* Studientext *
▼▼▼

Kommentar von Jens Flottau

Als sich das Jahr 2020 dem Ende zuneigte, dachten viele in der Luftfahrtindustrie, das Schlimmste in der mit Abstand schlimmsten Branchenkrise aller Zeiten sei vorbei. Dieses Bremsmanöver von 100 auf null in kürzester Zeit, die vielen Rückschläge, die unvorhersehbaren Entscheidungen von Regierungen, die sich von Land zu Land oft diametral voneinander unterschieden, die neuen Virusvarianten. Die ersten Impfstoffe gegen das Coronavirus waren kurz davor, auch in Europa zugelassen zu werden, es sollte auch in der Luftfahrt der Weg zurück in die Zukunft werden.

Zum Start ins Jahr 2022 geht es den Fluggesellschaften schon irgendwie besser. Manche, vor allem in den USA, machen sogar schon wieder Gewinne, denn die Nachfrage ist trotz allem wieder auf oder über Vorkrisenniveau. Es sind kaum Airlines pleitegegangen, weil Regierungen weltweit Hilfen in der Größenordnung von 300 Milliarden US-Dollar in den Sektor gepumpt haben. In Europa lief der Sommer einigermaßen, der Herbst war gemessen an den Umständen sogar ganz erfreulich. Lufthansa konnte die Staatshilfen vorzeitig zurückzahlen, und es geht auch schon bald wieder in die nächste Auseinandersetzung mit den Piloten - so, als wäre nichts gewesen.

▲▲▲

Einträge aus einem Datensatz

▼▼▼

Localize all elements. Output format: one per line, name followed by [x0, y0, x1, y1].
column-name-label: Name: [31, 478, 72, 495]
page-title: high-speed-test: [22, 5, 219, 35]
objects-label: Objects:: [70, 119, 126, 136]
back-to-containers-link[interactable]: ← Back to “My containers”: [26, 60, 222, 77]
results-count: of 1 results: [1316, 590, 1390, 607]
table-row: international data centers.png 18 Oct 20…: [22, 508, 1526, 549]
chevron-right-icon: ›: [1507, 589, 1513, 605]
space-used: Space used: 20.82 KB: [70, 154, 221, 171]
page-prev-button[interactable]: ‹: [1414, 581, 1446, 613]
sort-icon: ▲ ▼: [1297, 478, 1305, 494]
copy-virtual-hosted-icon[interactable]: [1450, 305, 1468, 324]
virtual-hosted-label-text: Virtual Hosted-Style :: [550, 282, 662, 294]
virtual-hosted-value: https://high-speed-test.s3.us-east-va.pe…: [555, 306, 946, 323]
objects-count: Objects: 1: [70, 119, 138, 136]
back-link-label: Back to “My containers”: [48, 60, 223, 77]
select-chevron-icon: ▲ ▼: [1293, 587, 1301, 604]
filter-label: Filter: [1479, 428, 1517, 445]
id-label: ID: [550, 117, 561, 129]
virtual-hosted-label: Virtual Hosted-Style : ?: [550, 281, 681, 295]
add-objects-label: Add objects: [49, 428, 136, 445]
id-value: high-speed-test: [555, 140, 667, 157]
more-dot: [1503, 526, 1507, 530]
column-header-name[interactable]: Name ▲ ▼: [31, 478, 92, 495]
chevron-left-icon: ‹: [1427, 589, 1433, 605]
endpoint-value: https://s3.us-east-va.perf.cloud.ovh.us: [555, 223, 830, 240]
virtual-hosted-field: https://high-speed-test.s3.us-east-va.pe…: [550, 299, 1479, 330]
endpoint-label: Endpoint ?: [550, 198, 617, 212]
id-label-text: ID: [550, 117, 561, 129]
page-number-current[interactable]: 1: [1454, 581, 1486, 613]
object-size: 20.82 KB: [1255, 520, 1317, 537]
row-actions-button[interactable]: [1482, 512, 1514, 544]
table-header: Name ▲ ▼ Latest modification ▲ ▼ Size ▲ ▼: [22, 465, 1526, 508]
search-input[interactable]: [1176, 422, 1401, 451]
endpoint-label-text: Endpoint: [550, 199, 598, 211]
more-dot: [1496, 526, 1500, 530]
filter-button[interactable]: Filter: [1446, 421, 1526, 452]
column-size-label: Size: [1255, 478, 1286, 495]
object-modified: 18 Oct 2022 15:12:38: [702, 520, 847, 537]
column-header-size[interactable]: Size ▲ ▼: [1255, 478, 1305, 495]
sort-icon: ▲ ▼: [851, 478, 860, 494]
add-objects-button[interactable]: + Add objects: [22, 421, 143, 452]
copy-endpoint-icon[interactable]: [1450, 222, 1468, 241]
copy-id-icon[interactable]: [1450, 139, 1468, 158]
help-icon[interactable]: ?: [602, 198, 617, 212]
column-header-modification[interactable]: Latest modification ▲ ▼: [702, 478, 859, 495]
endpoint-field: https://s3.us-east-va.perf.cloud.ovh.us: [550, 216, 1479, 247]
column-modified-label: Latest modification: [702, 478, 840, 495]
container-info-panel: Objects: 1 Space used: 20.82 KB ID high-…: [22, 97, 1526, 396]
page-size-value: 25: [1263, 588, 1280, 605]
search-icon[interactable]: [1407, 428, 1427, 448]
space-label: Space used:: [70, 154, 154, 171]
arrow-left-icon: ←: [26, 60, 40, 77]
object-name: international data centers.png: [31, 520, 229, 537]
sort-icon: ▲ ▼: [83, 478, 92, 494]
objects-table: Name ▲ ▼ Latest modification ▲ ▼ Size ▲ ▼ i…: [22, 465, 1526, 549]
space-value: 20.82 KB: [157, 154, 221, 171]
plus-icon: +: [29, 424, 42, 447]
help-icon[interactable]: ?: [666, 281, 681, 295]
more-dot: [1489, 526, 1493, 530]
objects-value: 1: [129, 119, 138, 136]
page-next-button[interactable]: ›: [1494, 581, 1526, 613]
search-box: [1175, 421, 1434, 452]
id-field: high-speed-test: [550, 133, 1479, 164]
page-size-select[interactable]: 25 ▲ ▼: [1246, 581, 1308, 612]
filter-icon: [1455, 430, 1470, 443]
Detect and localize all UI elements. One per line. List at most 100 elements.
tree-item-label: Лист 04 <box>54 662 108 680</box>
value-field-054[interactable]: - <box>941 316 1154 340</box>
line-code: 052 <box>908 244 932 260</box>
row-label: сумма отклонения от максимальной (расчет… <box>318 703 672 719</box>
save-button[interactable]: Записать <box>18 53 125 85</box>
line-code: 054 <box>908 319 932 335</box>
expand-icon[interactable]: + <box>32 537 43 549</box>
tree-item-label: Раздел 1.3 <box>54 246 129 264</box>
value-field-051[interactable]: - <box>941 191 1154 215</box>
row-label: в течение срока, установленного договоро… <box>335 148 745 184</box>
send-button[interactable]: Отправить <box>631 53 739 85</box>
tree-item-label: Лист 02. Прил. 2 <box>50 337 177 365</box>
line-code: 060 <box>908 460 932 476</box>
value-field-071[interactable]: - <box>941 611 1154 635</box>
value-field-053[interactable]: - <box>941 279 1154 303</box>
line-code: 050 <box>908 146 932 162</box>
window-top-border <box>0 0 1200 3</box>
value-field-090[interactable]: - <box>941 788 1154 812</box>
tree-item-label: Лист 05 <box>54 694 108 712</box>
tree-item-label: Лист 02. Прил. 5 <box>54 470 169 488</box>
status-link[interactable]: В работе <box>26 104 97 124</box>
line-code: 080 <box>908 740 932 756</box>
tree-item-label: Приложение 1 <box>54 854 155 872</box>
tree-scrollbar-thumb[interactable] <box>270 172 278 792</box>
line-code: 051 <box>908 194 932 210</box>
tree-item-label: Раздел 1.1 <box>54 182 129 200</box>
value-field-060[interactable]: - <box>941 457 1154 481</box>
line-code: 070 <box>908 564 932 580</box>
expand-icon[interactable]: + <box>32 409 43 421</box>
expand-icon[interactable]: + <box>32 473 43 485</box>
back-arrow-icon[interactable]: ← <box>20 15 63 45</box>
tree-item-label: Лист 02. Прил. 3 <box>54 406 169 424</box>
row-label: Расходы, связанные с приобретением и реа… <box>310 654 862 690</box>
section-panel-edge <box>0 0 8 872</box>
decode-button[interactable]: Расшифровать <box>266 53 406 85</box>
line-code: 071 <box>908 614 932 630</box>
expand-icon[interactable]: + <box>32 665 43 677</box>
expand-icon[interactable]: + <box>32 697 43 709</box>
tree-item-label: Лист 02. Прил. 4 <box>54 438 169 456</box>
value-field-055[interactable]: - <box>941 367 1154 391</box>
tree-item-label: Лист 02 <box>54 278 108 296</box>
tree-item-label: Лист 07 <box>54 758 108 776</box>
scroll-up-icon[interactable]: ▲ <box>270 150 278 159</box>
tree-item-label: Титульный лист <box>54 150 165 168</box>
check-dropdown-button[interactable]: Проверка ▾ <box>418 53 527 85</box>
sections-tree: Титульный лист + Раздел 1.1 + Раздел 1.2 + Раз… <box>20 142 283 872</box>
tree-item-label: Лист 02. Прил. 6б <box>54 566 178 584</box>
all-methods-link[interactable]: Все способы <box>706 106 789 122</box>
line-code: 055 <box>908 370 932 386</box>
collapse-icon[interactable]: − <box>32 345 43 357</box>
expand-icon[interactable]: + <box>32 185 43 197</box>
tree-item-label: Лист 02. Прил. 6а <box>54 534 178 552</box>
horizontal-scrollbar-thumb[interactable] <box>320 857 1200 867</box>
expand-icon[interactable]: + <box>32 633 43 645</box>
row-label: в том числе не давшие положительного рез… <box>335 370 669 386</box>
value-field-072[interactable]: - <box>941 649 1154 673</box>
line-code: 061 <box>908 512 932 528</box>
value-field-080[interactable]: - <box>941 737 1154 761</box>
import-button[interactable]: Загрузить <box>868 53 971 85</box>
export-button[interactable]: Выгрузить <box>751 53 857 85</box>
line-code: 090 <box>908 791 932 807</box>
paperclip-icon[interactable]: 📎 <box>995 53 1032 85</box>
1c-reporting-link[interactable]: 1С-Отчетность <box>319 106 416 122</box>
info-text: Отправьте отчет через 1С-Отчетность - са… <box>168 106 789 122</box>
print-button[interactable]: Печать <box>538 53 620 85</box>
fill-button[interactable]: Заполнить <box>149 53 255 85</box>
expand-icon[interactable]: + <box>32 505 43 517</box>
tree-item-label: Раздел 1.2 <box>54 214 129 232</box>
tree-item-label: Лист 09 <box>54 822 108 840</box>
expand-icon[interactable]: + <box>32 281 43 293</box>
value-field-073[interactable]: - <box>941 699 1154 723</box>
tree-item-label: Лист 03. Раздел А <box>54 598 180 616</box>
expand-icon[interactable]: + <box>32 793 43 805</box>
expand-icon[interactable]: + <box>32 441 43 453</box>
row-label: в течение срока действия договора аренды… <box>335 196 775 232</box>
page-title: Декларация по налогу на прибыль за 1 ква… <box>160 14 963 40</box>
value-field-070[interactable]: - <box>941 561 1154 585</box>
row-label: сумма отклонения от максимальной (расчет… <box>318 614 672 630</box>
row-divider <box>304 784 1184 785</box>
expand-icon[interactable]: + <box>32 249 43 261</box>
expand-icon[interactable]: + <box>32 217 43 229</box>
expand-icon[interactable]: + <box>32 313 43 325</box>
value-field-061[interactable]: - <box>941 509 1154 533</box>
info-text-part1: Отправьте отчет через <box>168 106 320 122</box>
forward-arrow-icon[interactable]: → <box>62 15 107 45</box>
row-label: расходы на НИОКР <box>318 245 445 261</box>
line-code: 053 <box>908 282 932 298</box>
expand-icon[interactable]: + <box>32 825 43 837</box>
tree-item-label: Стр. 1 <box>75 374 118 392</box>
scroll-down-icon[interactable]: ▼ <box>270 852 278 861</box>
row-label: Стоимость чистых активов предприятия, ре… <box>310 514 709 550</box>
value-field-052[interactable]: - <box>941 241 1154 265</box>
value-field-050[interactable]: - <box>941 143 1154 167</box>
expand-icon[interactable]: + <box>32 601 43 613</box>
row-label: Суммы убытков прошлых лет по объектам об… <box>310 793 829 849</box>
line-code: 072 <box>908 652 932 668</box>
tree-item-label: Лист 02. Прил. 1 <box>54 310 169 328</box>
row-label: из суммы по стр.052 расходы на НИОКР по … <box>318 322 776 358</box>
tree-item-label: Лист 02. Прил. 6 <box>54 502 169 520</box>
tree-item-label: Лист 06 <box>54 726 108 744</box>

▲▲▲

* Arbeitsaufträge *
a) Schreiben Sie aus dem Kommentar den Abschnitt von „Als sich das“ bis „in die Zukunft werden.“ unverändert ab.
b) Entscheiden Sie für jede Aussage, ob sie mit dem Kommentar übereinstimmt, und belegen Sie Ihr Ja oder Nein mit den maßgeblichen Worten des Textes als wörtlichem Zitat: (i) Lufthansa hat die Staatshilfen vorzeitig zurückgezahlt. (ii) Zahlreiche Airlines sind in der Krise pleitegegangen. (iii) Regierungen weltweit haben Hilfen in der Größenordnung von 300 Milliarden US-Dollar in den Sektor gepumpt.
Die Auflistung ist eigenständiges Material und steht in keinem Zusammenhang mit dem Kommentar.

* Lösungen *
a)
Als sich das Jahr 2020 dem Ende zuneigte, dachten viele in der Luftfahrtindustrie, das Schlimmste in der mit Abstand schlimmsten Branchenkrise aller Zeiten sei vorbei. Dieses Bremsmanöver von 100 auf null in kürzester Zeit, die vielen Rückschläge, die unvorhersehbaren Entscheidungen von Regierungen, die sich von Land zu Land oft diametral voneinander unterschieden, die neuen Virusvarianten. Die ersten Impfstoffe gegen das Coronavirus waren kurz davor, auch in Europa zugelassen zu werden, es sollte auch in der Luftfahrt der Weg zurück in die Zukunft werden.

b)
(i) Ja: „Lufthansa konnte die Staatshilfen vorzeitig zurückzahlen“
(ii) Nein: „Es sind kaum Airlines pleitegegangen“
(iii) Ja: „weil Regierungen weltweit Hilfen in der Größenordnung von 300 Milliarden US-Dollar in den Sektor gepumpt haben“